--- Exercise prompt ---
Identify and copy all lines of the material where the string "with" is found.

╭─ Supplied entries

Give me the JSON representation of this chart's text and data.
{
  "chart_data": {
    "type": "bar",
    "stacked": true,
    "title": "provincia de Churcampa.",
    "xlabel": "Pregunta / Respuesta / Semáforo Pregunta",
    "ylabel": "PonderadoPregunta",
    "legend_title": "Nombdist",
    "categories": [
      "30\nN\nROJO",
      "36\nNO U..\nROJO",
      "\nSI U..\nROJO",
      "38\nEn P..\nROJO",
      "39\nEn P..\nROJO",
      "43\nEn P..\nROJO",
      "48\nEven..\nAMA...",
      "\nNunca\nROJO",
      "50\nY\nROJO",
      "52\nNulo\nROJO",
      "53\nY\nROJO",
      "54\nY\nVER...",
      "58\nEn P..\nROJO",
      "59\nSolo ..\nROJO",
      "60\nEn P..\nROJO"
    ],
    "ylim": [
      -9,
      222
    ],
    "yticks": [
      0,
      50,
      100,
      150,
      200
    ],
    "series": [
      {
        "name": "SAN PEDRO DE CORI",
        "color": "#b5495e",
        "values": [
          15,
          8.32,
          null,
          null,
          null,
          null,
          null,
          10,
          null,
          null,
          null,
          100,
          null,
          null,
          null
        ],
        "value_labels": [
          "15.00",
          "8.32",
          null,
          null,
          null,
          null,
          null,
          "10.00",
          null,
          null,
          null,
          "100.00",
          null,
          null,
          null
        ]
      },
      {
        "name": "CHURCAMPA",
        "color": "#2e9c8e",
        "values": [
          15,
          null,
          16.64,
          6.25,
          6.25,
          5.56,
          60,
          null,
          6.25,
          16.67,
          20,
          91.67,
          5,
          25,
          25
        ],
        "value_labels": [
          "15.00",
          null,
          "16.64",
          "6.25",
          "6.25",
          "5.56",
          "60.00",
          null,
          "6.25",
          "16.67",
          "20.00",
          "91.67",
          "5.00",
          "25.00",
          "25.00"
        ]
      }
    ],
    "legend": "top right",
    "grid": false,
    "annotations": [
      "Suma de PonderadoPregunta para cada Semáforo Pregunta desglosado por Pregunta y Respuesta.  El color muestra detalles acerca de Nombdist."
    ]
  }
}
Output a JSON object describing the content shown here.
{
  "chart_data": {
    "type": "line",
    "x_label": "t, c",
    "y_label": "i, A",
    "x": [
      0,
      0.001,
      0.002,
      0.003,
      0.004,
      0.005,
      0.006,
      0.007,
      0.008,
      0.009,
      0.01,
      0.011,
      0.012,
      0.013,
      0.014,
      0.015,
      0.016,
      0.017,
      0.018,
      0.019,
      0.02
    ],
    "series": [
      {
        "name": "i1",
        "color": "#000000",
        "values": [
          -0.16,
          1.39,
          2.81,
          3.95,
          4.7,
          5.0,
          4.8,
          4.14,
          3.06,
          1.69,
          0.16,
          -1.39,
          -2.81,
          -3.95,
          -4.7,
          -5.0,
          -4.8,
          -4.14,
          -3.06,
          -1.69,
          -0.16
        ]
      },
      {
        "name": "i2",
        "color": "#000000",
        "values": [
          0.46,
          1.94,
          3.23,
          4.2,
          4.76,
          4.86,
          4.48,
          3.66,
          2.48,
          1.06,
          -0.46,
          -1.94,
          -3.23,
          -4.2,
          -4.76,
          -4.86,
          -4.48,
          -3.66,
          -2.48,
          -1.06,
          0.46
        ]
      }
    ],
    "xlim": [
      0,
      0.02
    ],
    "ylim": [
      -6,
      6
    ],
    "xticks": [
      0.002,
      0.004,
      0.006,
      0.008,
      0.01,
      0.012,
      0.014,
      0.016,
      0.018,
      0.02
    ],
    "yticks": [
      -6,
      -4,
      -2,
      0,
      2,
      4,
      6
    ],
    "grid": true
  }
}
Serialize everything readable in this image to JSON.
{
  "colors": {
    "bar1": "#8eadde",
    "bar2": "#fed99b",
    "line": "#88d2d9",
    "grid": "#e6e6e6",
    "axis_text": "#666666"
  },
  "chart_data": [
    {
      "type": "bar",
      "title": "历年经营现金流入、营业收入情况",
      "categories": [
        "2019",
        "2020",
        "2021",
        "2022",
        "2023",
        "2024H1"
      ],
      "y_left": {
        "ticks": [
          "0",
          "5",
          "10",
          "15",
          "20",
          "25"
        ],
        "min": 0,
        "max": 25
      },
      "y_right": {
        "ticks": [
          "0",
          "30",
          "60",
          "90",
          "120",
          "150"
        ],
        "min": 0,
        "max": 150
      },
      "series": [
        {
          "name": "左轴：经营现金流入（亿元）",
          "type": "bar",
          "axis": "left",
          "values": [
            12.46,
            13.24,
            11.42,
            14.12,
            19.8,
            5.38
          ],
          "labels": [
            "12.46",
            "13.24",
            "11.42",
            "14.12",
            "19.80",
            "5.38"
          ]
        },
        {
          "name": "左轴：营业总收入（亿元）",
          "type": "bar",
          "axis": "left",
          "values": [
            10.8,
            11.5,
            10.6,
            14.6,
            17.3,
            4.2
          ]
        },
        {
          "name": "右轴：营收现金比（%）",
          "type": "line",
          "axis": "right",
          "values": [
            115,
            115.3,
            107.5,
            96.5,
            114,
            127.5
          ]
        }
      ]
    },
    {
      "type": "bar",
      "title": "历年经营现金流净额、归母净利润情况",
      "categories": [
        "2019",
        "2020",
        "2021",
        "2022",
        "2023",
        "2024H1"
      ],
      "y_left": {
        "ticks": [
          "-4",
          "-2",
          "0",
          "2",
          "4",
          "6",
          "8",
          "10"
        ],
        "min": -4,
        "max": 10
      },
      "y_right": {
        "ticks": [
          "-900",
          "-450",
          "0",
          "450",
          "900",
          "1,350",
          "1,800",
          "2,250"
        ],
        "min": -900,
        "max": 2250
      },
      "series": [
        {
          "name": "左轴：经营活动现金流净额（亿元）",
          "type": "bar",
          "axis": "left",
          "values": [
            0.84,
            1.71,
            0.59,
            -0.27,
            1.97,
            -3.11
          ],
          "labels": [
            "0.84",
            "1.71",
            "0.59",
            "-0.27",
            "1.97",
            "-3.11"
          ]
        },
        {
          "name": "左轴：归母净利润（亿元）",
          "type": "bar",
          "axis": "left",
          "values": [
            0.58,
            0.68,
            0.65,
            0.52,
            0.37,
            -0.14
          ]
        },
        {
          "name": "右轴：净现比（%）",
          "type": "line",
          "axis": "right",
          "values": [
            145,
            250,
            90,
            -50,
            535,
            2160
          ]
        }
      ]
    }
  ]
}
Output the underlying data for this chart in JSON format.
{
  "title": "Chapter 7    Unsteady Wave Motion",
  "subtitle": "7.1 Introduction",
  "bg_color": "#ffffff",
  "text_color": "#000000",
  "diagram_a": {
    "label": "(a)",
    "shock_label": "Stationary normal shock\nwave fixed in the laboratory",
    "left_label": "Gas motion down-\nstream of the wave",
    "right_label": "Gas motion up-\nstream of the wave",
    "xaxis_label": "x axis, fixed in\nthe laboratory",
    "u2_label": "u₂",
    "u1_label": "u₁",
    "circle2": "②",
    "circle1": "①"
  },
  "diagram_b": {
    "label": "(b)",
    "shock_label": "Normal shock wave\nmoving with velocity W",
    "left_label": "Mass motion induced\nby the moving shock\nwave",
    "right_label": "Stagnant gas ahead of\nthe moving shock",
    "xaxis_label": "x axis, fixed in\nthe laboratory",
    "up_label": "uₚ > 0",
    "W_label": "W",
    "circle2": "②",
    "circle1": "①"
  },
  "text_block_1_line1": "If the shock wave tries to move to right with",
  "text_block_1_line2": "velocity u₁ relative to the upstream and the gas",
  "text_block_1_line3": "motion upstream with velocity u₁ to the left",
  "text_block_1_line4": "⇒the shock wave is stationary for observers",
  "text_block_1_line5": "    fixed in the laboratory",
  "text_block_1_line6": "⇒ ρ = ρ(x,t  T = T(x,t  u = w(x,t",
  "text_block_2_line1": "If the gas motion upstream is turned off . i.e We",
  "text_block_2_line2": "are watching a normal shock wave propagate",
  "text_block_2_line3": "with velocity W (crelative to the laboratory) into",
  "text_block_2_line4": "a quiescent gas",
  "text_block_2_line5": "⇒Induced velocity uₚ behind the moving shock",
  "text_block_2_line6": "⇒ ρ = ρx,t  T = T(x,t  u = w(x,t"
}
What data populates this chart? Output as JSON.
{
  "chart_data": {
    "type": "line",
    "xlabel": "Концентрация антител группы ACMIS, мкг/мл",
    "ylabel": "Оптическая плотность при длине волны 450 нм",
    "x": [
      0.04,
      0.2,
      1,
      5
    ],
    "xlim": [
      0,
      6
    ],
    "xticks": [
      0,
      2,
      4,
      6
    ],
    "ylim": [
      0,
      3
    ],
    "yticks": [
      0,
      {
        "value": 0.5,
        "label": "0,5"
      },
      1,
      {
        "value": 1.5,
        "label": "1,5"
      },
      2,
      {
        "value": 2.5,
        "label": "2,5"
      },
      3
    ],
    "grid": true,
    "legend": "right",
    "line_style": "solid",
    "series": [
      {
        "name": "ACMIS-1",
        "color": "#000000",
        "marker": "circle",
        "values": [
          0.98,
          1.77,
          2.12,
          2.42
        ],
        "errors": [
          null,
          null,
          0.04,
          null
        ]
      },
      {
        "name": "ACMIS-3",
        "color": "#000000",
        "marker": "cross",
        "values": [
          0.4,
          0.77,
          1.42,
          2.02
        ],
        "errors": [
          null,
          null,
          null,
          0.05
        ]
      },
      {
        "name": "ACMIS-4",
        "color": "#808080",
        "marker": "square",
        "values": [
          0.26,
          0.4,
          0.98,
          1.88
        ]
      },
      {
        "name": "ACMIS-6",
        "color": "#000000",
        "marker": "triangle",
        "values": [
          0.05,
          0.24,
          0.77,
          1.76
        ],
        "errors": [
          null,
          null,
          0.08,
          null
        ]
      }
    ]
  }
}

╰─

--- Solution to this task ---
    "shock_label": "Normal shock wave\nmoving with velocity W",
  "text_block_1_line1": "If the shock wave tries to move to right with",
  "text_block_1_line3": "motion upstream with velocity u₁ to the left",
  "text_block_2_line3": "with velocity W (crelative to the laboratory) into",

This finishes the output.